**Instructions for the task**
Copy these rows back word for word, with nothing changed.

**Dataset content**
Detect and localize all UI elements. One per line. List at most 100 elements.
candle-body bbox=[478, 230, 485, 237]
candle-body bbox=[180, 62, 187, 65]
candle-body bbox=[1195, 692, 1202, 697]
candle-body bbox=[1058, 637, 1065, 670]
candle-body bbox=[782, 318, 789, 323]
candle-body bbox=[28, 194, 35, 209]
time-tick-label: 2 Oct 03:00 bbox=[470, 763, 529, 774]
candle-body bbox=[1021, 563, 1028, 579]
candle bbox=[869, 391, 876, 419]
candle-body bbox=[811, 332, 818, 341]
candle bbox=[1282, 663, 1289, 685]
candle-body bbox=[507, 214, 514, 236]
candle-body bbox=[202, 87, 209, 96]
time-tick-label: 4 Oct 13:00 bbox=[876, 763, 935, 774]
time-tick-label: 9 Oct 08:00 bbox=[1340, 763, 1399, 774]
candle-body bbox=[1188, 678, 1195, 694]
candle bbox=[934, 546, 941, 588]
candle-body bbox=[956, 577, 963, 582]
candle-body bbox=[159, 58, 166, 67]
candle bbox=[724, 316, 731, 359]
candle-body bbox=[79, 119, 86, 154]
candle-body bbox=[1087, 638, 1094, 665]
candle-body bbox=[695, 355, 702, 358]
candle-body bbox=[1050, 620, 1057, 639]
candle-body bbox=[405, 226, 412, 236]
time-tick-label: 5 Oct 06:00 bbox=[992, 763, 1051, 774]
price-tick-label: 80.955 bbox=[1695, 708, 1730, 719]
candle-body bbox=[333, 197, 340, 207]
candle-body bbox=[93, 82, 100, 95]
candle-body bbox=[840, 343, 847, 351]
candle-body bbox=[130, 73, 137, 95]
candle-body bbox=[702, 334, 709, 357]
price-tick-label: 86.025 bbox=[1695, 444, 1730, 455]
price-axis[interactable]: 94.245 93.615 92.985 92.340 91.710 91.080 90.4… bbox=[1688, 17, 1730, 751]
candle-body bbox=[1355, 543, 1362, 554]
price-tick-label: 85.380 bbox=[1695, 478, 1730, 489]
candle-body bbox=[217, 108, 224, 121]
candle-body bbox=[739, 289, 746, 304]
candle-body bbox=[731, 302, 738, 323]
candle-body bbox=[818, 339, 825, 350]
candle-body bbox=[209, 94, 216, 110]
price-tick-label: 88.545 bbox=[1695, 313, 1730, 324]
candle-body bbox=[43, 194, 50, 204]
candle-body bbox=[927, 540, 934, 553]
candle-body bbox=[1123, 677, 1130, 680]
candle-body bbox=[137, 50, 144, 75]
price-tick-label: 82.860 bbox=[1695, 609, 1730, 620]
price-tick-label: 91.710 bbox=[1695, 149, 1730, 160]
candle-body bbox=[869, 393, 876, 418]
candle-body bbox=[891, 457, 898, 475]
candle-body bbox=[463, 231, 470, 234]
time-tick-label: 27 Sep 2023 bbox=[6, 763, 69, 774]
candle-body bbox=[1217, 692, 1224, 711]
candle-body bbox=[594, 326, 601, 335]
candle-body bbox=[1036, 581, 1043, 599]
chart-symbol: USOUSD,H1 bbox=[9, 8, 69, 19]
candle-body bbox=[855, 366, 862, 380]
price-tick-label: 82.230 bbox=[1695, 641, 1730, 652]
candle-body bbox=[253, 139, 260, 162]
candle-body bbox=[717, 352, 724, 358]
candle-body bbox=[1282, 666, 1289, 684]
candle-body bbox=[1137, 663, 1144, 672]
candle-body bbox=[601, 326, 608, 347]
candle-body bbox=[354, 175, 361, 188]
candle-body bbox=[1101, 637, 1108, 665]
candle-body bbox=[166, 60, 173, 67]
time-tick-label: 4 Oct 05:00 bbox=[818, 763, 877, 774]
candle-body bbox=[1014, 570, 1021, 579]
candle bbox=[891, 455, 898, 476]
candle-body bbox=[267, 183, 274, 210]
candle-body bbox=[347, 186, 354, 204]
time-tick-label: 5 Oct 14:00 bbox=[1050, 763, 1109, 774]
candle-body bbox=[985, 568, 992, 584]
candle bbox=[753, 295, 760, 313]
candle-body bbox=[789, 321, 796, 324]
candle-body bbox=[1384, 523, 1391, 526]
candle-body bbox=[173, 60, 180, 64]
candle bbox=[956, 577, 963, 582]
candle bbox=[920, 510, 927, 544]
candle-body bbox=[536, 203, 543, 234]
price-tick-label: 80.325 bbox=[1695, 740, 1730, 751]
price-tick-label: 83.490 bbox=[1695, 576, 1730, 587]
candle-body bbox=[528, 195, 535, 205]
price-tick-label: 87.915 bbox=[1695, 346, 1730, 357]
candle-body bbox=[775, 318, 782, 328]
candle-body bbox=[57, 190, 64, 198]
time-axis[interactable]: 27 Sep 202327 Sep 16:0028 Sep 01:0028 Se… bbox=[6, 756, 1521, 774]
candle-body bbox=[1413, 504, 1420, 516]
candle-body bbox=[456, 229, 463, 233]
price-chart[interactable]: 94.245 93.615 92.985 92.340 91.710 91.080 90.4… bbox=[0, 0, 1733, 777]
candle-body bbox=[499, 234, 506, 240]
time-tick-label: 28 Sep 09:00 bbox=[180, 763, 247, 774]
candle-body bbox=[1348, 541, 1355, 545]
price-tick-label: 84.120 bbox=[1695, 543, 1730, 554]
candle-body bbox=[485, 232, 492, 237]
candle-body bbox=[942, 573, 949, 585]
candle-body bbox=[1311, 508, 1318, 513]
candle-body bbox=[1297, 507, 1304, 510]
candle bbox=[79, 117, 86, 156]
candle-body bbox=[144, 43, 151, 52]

**The result**
Detect and localize all UI elements. One per line. List at most 100 elements.
candle-body bbox=[478, 230, 485, 237]
candle-body bbox=[180, 62, 187, 65]
candle-body bbox=[1195, 692, 1202, 697]
candle-body bbox=[1058, 637, 1065, 670]
candle-body bbox=[782, 318, 789, 323]
candle-body bbox=[28, 194, 35, 209]
time-tick-label: 2 Oct 03:00 bbox=[470, 763, 529, 774]
candle-body bbox=[1021, 563, 1028, 579]
candle bbox=[869, 391, 876, 419]
candle-body bbox=[811, 332, 818, 341]
candle bbox=[1282, 663, 1289, 685]
candle-body bbox=[507, 214, 514, 236]
candle-body bbox=[202, 87, 209, 96]
time-tick-label: 4 Oct 13:00 bbox=[876, 763, 935, 774]
time-tick-label: 9 Oct 08:00 bbox=[1340, 763, 1399, 774]
candle-body bbox=[1188, 678, 1195, 694]
candle bbox=[934, 546, 941, 588]
candle-body bbox=[956, 577, 963, 582]
candle-body bbox=[159, 58, 166, 67]
candle bbox=[724, 316, 731, 359]
candle-body bbox=[79, 119, 86, 154]
candle-body bbox=[1087, 638, 1094, 665]
candle-body bbox=[695, 355, 702, 358]
candle-body bbox=[1050, 620, 1057, 639]
candle-body bbox=[405, 226, 412, 236]
time-tick-label: 5 Oct 06:00 bbox=[992, 763, 1051, 774]
price-tick-label: 80.955 bbox=[1695, 708, 1730, 719]
candle-body bbox=[333, 197, 340, 207]
candle-body bbox=[93, 82, 100, 95]
candle-body bbox=[840, 343, 847, 351]
candle-body bbox=[130, 73, 137, 95]
candle-body bbox=[702, 334, 709, 357]
price-tick-label: 86.025 bbox=[1695, 444, 1730, 455]
price-axis[interactable]: 94.245 93.615 92.985 92.340 91.710 91.080 90.4… bbox=[1688, 17, 1730, 751]
candle-body bbox=[1355, 543, 1362, 554]
price-tick-label: 85.380 bbox=[1695, 478, 1730, 489]
candle-body bbox=[217, 108, 224, 121]
candle-body bbox=[739, 289, 746, 304]
candle-body bbox=[731, 302, 738, 323]
candle-body bbox=[818, 339, 825, 350]
candle-body bbox=[209, 94, 216, 110]
price-tick-label: 88.545 bbox=[1695, 313, 1730, 324]
candle-body bbox=[43, 194, 50, 204]
candle-body bbox=[927, 540, 934, 553]
candle-body bbox=[1123, 677, 1130, 680]
candle-body bbox=[137, 50, 144, 75]
price-tick-label: 82.860 bbox=[1695, 609, 1730, 620]
price-tick-label: 91.710 bbox=[1695, 149, 1730, 160]
candle-body bbox=[869, 393, 876, 418]
candle-body bbox=[891, 457, 898, 475]
candle-body bbox=[463, 231, 470, 234]
time-tick-label: 27 Sep 2023 bbox=[6, 763, 69, 774]
candle-body bbox=[1217, 692, 1224, 711]
candle-body bbox=[594, 326, 601, 335]
candle-body bbox=[1036, 581, 1043, 599]
chart-symbol: USOUSD,H1 bbox=[9, 8, 69, 19]
candle-body bbox=[855, 366, 862, 380]
price-tick-label: 82.230 bbox=[1695, 641, 1730, 652]
candle-body bbox=[253, 139, 260, 162]
candle-body bbox=[717, 352, 724, 358]
candle-body bbox=[1282, 666, 1289, 684]
candle-body bbox=[1137, 663, 1144, 672]
candle-body bbox=[601, 326, 608, 347]
candle-body bbox=[354, 175, 361, 188]
candle-body bbox=[1101, 637, 1108, 665]
candle-body bbox=[166, 60, 173, 67]
time-tick-label: 4 Oct 05:00 bbox=[818, 763, 877, 774]
candle-body bbox=[1014, 570, 1021, 579]
candle bbox=[891, 455, 898, 476]
candle-body bbox=[267, 183, 274, 210]
candle-body bbox=[347, 186, 354, 204]
time-tick-label: 5 Oct 14:00 bbox=[1050, 763, 1109, 774]
candle-body bbox=[985, 568, 992, 584]
candle bbox=[753, 295, 760, 313]
candle-body bbox=[789, 321, 796, 324]
candle-body bbox=[1384, 523, 1391, 526]
candle-body bbox=[173, 60, 180, 64]
candle bbox=[956, 577, 963, 582]
candle bbox=[920, 510, 927, 544]
candle-body bbox=[536, 203, 543, 234]
price-tick-label: 80.325 bbox=[1695, 740, 1730, 751]
price-tick-label: 83.490 bbox=[1695, 576, 1730, 587]
candle-body bbox=[528, 195, 535, 205]
price-tick-label: 87.915 bbox=[1695, 346, 1730, 357]
candle-body bbox=[775, 318, 782, 328]
candle-body bbox=[57, 190, 64, 198]
time-axis[interactable]: 27 Sep 202327 Sep 16:0028 Sep 01:0028 Se… bbox=[6, 756, 1521, 774]
candle-body bbox=[1413, 504, 1420, 516]
candle-body bbox=[456, 229, 463, 233]
price-chart[interactable]: 94.245 93.615 92.985 92.340 91.710 91.080 90.4… bbox=[0, 0, 1733, 777]
candle-body bbox=[499, 234, 506, 240]
time-tick-label: 28 Sep 09:00 bbox=[180, 763, 247, 774]
candle-body bbox=[1348, 541, 1355, 545]
price-tick-label: 84.120 bbox=[1695, 543, 1730, 554]
candle-body bbox=[485, 232, 492, 237]
candle-body bbox=[942, 573, 949, 585]
candle-body bbox=[1311, 508, 1318, 513]
candle-body bbox=[1297, 507, 1304, 510]
candle bbox=[79, 117, 86, 156]
candle-body bbox=[144, 43, 151, 52]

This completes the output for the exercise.